For every line in the records below that contains the word "Convertir", add one to a count, and report only that count.

Source records
------

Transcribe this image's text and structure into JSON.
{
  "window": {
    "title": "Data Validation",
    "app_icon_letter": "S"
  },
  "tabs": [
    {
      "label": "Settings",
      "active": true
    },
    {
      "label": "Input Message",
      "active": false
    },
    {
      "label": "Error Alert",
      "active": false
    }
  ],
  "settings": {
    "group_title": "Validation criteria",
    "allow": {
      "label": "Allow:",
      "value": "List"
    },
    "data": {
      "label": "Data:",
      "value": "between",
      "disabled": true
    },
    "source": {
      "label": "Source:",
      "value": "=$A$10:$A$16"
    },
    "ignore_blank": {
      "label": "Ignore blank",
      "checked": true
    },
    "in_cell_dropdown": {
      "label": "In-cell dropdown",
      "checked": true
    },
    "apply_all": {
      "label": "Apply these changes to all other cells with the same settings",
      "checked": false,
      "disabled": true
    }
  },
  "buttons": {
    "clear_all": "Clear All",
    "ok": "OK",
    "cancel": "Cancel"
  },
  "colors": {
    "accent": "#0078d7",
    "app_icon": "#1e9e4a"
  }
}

------

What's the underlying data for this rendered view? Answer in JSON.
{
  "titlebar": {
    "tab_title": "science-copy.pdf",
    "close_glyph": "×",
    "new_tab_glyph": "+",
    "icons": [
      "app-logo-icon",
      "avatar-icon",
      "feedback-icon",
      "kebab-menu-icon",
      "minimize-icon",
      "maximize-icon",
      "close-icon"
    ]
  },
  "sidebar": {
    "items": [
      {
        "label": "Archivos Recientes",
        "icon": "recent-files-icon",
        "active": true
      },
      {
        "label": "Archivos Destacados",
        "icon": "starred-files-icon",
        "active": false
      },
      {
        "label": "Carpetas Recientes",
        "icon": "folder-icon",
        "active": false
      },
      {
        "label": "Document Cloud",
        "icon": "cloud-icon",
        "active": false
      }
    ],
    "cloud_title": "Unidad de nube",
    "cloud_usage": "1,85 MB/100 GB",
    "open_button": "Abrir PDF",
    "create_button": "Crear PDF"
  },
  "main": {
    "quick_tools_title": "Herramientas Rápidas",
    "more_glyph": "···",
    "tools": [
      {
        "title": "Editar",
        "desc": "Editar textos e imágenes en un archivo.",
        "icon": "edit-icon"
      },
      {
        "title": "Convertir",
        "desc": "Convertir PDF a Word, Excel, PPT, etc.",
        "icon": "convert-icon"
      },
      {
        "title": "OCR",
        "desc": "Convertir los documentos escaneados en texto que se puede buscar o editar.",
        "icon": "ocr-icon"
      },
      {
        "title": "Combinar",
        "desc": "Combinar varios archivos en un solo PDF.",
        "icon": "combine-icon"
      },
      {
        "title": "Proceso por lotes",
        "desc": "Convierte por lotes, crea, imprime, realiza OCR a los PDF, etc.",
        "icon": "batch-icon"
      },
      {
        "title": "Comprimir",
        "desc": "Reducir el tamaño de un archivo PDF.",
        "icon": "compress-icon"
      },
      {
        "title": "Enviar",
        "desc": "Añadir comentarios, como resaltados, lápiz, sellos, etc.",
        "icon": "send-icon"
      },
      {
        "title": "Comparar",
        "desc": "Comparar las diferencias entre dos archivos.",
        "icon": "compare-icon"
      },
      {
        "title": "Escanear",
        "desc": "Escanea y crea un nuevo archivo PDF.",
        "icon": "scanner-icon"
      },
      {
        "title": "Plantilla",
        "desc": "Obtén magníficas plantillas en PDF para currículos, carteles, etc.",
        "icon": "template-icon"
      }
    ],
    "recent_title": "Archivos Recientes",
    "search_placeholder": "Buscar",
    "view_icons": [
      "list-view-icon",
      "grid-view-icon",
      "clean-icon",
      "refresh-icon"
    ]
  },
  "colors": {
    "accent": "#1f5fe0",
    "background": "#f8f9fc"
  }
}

------

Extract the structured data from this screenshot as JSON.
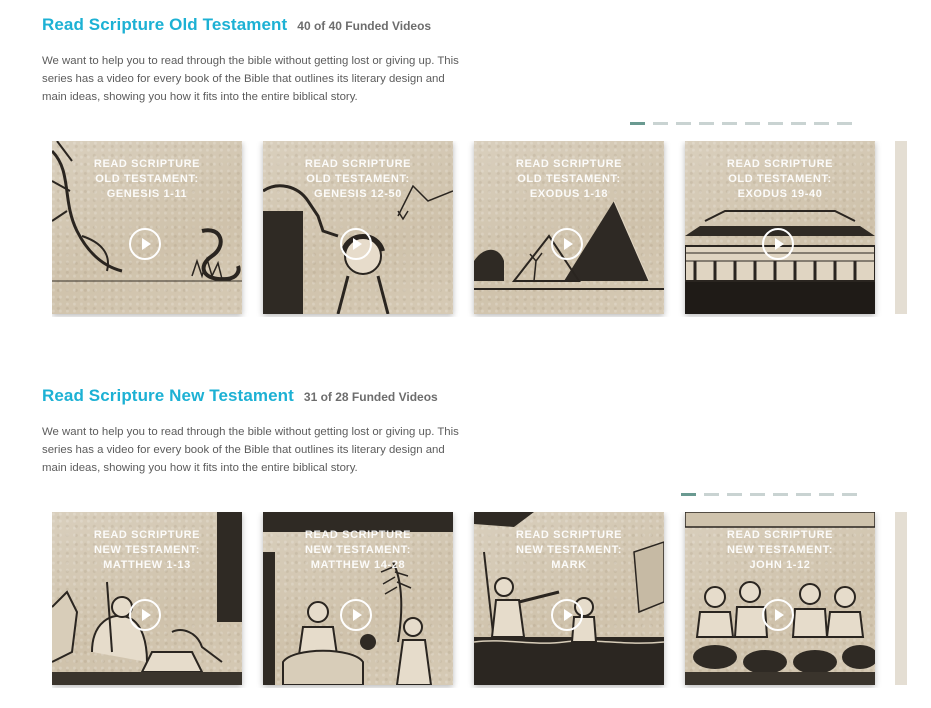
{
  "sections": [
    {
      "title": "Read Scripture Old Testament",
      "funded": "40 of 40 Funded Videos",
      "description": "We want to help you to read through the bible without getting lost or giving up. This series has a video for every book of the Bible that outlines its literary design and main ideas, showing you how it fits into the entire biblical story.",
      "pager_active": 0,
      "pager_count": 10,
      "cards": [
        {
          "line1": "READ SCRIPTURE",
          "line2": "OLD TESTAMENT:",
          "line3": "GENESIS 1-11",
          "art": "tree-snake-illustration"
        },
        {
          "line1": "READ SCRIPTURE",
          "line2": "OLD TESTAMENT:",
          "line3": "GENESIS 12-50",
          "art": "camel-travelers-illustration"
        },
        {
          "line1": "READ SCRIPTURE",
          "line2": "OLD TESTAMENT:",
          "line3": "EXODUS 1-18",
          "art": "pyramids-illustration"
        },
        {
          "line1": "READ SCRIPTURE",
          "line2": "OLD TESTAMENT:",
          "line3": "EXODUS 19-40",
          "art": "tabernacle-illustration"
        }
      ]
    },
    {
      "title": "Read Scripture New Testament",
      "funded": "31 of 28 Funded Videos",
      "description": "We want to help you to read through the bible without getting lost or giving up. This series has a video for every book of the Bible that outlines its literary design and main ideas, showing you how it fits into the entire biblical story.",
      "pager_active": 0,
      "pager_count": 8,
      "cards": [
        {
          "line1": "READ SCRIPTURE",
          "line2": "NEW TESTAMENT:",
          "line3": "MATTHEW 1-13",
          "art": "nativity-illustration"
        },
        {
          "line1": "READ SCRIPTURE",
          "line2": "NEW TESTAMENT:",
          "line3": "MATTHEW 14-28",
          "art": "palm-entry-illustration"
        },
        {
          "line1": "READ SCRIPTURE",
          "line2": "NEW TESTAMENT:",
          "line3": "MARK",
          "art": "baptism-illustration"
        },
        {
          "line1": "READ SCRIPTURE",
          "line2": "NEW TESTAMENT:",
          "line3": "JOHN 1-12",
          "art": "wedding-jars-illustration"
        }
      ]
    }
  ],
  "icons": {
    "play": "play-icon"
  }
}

------

*Task solution*
3